#### STATED GOAL:
Wherever the word "现金流量表" appears in a line, extract that line.

#### DATA FOR THIS EXERCISE:
========

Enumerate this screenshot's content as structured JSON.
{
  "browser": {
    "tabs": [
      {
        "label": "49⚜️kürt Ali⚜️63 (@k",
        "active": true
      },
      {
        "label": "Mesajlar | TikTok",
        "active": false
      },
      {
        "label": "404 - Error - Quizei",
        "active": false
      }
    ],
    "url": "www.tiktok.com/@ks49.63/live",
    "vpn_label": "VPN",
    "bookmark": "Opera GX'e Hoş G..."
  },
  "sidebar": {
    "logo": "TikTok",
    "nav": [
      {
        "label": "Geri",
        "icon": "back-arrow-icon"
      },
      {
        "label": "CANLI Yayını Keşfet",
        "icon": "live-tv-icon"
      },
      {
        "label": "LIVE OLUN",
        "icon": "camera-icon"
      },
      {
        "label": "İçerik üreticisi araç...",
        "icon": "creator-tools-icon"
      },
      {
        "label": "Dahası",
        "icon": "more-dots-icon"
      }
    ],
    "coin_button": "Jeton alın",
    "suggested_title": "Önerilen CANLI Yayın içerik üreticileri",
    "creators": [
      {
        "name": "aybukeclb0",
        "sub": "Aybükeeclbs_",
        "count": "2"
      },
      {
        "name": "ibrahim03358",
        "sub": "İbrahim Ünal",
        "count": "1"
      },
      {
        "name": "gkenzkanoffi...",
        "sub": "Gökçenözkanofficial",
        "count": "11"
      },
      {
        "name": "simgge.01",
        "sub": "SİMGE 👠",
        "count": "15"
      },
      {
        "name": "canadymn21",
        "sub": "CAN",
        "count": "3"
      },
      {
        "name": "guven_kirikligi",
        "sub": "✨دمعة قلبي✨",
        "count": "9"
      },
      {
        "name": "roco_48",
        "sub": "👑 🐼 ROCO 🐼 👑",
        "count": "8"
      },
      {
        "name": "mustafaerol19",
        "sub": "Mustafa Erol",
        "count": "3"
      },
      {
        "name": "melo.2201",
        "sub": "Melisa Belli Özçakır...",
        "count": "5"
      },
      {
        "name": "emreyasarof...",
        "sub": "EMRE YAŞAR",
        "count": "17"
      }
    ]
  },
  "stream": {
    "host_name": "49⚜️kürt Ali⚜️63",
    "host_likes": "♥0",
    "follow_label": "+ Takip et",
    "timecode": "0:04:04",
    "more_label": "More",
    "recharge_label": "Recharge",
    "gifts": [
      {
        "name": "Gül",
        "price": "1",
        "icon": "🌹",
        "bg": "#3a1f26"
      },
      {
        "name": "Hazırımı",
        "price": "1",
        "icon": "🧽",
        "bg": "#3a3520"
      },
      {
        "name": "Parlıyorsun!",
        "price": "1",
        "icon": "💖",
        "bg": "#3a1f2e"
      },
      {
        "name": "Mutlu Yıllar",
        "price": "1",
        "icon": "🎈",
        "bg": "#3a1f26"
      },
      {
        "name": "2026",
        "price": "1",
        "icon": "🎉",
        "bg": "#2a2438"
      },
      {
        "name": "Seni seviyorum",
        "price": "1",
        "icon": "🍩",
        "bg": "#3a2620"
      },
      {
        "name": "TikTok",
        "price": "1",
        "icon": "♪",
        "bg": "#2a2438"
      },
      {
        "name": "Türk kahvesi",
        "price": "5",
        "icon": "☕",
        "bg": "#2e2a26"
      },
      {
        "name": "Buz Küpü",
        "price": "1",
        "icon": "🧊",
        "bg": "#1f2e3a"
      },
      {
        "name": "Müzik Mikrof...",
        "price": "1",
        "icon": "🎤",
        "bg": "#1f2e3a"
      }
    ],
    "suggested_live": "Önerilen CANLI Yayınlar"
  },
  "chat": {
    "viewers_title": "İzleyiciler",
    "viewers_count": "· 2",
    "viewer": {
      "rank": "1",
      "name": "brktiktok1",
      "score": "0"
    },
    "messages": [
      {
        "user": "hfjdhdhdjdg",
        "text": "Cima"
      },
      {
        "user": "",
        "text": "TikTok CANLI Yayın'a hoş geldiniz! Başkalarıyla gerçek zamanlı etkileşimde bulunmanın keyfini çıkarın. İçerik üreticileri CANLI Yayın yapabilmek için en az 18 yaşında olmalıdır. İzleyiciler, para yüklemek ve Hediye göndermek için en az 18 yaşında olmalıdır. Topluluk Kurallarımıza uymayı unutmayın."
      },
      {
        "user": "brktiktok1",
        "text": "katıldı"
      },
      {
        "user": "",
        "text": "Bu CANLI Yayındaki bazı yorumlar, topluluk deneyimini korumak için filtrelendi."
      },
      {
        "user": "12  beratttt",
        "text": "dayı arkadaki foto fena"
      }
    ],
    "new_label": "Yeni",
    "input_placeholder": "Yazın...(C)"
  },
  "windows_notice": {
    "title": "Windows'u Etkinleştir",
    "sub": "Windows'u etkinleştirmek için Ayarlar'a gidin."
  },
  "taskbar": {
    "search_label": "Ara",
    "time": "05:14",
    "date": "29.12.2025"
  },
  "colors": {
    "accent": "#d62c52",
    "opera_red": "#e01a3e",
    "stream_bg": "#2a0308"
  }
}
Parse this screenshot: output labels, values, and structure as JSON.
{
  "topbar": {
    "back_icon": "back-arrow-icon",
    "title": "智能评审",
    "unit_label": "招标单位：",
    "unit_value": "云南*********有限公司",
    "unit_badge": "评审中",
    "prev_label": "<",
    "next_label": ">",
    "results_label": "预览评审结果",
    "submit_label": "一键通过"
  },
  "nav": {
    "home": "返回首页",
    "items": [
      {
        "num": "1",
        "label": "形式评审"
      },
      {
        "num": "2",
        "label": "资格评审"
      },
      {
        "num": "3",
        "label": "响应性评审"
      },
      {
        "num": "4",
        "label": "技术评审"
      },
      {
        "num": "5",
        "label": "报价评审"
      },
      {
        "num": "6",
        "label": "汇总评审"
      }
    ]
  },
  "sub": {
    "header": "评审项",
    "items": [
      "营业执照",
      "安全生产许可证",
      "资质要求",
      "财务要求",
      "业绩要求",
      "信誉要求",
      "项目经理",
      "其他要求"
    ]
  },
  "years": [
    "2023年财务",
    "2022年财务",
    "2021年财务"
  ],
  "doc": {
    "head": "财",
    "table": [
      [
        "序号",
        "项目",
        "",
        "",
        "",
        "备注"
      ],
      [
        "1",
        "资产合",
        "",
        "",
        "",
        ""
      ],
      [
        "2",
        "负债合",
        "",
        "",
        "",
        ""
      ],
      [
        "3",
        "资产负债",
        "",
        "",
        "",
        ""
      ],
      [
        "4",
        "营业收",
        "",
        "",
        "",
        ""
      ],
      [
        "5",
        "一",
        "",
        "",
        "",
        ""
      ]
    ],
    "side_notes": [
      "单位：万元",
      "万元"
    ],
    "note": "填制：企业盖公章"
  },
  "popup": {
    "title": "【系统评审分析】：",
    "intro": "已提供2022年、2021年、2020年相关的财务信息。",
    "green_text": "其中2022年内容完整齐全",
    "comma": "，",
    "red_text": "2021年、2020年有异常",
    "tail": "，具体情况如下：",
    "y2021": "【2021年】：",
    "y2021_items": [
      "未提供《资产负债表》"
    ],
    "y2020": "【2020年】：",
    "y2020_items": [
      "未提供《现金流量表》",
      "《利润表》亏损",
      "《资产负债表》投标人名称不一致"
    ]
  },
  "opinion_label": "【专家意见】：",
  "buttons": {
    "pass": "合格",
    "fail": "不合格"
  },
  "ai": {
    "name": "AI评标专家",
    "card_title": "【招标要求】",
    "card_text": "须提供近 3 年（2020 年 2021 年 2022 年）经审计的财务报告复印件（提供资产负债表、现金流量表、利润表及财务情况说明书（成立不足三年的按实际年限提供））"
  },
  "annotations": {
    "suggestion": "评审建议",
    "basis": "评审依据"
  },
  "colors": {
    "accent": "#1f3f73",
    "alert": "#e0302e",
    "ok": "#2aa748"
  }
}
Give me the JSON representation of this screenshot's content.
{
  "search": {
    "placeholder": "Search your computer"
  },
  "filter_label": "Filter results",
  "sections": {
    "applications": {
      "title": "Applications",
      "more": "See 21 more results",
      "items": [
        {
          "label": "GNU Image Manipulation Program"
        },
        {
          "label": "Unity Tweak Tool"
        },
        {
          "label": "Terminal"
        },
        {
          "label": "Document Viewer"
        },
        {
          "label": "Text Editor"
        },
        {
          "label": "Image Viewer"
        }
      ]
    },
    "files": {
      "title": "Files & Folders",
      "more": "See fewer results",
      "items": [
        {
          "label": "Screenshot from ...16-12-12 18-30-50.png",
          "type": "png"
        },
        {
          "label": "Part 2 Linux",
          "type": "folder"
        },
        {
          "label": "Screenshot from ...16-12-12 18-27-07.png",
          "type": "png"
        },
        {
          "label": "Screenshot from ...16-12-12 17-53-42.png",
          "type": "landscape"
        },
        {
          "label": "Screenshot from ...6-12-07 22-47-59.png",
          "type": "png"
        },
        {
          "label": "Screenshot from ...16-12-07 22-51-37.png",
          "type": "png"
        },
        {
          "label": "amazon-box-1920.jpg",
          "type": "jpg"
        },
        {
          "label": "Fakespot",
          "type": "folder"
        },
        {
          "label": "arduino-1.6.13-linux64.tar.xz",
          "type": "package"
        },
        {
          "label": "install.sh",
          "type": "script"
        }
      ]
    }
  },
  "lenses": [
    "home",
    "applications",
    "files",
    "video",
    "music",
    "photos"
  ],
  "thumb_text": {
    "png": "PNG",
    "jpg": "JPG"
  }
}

========

#### PROBLEM SOLUTION:
      "未提供《现金流量表》",
    "card_text": "须提供近 3 年（2020 年 2021 年 2022 年）经审计的财务报告复印件（提供资产负债表、现金流量表、利润表及财务情况说明书（成立不足三年的按实际年限提供））"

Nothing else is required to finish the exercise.